Document segment:
═══

[R] Excel can do what R can't?????

Spencer Graves spencer.graves at pdf.com
Wed Jul 16 17:45:10 CEST 2003


1.  If I have an answer that works, I typically go to something else.

2.  If your Excel solution is still inadequate, have you considered 
trying to modularize your function "f", so "f" is 5-10 lines, several of 
which call other functions, f1, f2, ..., f6, say, and each of these do a 
piece of the computations that can be checked by comparison with 
intermediate results in Excel.

hope this helps.  spencer graves

Michael Rennie wrote:
> Hi, Spencer
> 
> I know I submitted a beastly ammount of code, but I'm not sure how to simplify 
> it much further, and still sucessfully address the problem that i am having.  
> The reason being is that the funciton begins
> 
> f<- function (q) 
> 
> At the top of the iterative loop.  This is what takes q and generates Wtmod, 
> Hgtmod at the end of the iterative loop. the assignment to f occurs at the 
> bottom of the iterative loop. So, yes, the call to f is performing an immediate 
> computation, but based on arguments that are coming out of the iterative loop 
> above it, arguments which depend on q<-(p, ACT).  Maybe this is the problem; 
> I've got too much going on between my function defenition and it's assignment, 
> but I don't know how to get around it.
> 
> So, I'm not sure if your example will work- the output from the iterative 
> process is Wtmod, Hgtmod, and I want to minimize the difference between them 
> and my observed endpoints (Wt, Hgt).  The numbers I am varying to reach this 
> optimization are in the iterative loop (p, ACT), so re-defining these outputs 
> as x's and getting it to vary these doesn't do me much good unless they are 
> directly linked to the output of the iterative loop above it.  
> 
> Last, it's not even that I'm getting error messages anymore- I just can't get 
> the solution that I get from Excel.  If I try to let R find the solution, and 
> give it starting values of c(1,2), it gives me an optimization sulution, but an 
> extremely poor one.  However, if I give it the answer I got from excel, it 
> comes right back with the same answer and solutions I get from excel.  
> 
> Using the 'trace' function, I can see that R gets stuck in a specific region of 
> parameter space in looking for the optimization and just appears to give up.

═══

Problem 1: Pull out every line of the records that contains the string "sede".
The saved entries have nothing to do with the mailing-list post.

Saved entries
═══

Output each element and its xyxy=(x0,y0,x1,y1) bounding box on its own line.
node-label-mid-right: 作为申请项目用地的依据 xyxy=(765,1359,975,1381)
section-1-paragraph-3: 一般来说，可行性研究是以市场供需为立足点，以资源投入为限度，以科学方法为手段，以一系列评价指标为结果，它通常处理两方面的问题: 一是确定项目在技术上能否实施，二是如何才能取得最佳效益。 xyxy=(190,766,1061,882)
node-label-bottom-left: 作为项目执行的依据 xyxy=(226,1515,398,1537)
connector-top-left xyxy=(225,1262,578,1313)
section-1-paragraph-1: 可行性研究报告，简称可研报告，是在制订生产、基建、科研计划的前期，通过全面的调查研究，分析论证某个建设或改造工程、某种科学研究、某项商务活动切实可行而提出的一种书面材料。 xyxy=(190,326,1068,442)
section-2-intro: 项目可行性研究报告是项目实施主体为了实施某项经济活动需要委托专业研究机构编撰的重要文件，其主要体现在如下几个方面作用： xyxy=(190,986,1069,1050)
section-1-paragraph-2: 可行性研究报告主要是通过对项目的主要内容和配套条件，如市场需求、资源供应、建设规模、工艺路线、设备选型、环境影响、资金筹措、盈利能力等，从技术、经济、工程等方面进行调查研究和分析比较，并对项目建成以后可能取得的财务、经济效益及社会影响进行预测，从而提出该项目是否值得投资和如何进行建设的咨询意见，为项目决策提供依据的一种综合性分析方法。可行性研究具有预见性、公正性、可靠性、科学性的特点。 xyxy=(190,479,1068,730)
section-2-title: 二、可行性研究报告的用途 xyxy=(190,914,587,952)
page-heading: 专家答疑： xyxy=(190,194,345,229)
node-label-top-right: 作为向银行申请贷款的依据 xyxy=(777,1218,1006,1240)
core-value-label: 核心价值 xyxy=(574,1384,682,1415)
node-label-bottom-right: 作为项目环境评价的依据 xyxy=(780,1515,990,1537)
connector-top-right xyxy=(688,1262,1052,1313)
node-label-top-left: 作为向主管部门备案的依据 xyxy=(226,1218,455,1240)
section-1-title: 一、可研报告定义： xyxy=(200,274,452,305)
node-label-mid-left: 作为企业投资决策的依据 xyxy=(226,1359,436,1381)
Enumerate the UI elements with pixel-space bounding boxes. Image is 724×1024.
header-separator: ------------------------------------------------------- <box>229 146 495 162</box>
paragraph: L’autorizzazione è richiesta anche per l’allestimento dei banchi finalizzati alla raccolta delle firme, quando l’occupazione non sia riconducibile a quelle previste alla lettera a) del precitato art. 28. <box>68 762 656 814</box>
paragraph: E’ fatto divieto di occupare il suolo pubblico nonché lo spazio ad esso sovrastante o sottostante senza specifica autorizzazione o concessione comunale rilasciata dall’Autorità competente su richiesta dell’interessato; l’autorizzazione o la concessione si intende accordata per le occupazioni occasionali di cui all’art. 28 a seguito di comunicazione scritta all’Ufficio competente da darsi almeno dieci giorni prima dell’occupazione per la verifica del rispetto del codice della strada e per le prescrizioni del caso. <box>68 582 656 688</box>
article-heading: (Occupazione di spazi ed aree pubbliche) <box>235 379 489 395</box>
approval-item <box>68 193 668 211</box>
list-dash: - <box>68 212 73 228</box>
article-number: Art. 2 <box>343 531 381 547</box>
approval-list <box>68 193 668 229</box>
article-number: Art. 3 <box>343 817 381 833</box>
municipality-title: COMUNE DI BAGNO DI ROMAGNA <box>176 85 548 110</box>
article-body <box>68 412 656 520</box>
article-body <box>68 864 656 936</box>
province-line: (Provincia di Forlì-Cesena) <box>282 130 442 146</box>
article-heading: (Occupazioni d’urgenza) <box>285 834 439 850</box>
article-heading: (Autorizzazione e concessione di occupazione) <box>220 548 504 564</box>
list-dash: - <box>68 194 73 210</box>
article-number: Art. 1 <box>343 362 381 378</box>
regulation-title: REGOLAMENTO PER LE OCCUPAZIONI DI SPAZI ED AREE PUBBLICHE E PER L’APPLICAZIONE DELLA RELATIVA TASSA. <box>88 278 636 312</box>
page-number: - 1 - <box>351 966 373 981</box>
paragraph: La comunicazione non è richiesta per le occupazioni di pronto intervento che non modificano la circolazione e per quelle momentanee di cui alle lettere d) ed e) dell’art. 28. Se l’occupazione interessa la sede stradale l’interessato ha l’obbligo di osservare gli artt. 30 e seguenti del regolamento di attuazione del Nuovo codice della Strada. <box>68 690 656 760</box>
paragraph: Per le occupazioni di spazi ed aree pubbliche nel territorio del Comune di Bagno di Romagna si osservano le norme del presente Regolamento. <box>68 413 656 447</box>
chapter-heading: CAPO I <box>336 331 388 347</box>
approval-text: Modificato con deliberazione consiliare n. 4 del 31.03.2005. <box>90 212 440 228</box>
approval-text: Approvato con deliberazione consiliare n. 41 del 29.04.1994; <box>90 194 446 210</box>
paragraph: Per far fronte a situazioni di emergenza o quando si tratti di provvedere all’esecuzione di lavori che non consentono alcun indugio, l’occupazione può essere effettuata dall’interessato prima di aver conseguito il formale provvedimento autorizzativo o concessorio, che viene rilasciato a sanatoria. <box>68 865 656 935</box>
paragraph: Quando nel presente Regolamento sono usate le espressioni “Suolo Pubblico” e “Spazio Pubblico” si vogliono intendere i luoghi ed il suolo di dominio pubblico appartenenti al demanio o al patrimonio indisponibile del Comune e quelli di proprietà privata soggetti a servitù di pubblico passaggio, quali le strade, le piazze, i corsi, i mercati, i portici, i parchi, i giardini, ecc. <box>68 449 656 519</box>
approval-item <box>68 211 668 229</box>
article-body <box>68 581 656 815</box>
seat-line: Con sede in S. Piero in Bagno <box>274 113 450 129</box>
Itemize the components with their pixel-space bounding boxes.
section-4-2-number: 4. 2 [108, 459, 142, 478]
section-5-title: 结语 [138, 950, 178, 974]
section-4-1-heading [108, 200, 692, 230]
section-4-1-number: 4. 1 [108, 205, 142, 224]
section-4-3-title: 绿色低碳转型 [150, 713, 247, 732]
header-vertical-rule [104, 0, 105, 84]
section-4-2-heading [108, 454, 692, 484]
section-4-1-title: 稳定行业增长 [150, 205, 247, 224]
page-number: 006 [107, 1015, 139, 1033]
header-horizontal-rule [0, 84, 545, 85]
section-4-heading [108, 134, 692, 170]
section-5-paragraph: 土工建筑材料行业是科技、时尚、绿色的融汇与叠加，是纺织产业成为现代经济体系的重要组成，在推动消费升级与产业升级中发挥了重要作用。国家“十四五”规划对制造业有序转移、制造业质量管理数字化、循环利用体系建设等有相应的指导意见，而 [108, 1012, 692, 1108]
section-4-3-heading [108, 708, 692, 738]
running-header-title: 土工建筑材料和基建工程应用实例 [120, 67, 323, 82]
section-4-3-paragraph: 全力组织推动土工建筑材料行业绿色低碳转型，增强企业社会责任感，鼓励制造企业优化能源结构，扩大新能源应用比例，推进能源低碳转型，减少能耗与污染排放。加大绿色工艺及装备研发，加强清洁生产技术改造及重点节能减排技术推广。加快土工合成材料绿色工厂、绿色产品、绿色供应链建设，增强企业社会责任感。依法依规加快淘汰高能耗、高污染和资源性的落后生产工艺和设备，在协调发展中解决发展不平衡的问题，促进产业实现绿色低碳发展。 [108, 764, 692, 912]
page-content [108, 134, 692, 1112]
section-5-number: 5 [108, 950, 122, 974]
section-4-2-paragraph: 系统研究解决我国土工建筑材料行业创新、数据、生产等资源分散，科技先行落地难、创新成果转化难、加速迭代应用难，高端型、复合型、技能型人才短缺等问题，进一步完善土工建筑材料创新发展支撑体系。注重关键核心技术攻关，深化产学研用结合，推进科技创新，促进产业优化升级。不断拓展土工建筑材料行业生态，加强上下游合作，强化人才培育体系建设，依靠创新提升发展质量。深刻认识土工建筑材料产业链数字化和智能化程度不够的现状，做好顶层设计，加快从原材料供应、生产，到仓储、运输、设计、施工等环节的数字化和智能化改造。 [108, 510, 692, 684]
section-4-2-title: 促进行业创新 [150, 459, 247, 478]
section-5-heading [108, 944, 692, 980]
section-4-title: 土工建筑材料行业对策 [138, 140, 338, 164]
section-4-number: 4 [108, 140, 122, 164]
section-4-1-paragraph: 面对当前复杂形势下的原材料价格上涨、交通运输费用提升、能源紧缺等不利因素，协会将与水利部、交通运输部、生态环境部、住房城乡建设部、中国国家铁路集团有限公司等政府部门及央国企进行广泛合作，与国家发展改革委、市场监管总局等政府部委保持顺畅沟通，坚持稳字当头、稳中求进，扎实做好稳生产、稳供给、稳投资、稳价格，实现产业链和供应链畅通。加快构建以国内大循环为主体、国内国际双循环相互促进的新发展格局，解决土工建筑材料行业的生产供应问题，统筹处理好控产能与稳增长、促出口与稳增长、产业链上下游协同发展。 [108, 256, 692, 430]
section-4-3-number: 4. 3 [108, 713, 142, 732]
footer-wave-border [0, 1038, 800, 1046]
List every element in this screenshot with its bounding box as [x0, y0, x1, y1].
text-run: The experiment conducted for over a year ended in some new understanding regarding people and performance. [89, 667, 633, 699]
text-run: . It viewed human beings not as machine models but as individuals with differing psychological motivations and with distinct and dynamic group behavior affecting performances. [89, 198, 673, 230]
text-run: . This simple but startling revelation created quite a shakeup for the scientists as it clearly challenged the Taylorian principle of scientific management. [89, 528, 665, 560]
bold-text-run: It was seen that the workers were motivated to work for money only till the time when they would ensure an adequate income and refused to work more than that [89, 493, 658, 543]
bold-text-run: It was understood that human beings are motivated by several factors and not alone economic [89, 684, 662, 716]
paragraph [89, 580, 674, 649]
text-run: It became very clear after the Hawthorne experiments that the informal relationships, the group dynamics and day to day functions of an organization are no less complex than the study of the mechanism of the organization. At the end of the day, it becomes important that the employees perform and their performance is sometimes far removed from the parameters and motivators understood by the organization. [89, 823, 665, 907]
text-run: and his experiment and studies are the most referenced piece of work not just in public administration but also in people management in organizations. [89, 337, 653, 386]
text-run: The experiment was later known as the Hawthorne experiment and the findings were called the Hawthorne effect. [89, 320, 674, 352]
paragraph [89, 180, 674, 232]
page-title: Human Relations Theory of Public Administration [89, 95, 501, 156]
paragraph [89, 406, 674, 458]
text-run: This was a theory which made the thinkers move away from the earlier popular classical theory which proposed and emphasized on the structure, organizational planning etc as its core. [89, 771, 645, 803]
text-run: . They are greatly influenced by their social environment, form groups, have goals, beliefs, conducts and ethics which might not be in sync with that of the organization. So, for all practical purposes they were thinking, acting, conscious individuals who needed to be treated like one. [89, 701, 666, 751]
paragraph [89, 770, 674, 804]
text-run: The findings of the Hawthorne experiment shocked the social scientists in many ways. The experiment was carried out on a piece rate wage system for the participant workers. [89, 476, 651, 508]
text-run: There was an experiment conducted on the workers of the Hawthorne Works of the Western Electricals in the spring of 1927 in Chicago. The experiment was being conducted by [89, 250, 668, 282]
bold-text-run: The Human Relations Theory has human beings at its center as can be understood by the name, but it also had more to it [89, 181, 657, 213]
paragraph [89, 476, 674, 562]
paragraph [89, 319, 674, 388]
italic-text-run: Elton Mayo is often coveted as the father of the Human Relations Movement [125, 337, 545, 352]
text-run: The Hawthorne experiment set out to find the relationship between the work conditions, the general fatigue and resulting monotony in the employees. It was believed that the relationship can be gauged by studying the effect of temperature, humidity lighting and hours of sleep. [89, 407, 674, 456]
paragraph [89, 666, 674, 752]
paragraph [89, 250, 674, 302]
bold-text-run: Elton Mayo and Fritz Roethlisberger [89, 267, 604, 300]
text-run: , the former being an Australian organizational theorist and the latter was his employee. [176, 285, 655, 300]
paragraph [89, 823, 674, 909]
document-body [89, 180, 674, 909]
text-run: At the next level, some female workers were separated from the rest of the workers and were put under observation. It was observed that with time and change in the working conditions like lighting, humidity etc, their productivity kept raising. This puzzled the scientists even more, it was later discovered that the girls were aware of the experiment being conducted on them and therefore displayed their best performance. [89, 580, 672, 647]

═══

Problem 2: In the mailing-list post, what starting values did Michael Rennie give R when he let it find the solution?

Final answer 1:
paragraph: La comunicazione non è richiesta per le occupazioni di pronto intervento che non modificano la circolazione e per quelle momentanee di cui alle lettere d) ed e) dell’art. 28. Se l’occupazione interessa la sede stradale l’interessato ha l’obbligo di osservare gli artt. 30 e seguenti del regolamento di attuazione del Nuovo codice della Strada. <box>68 690 656 760</box>
seat-line: Con sede in S. Piero in Bagno <box>274 113 450 129</box>

Final answer 2: c(1,2)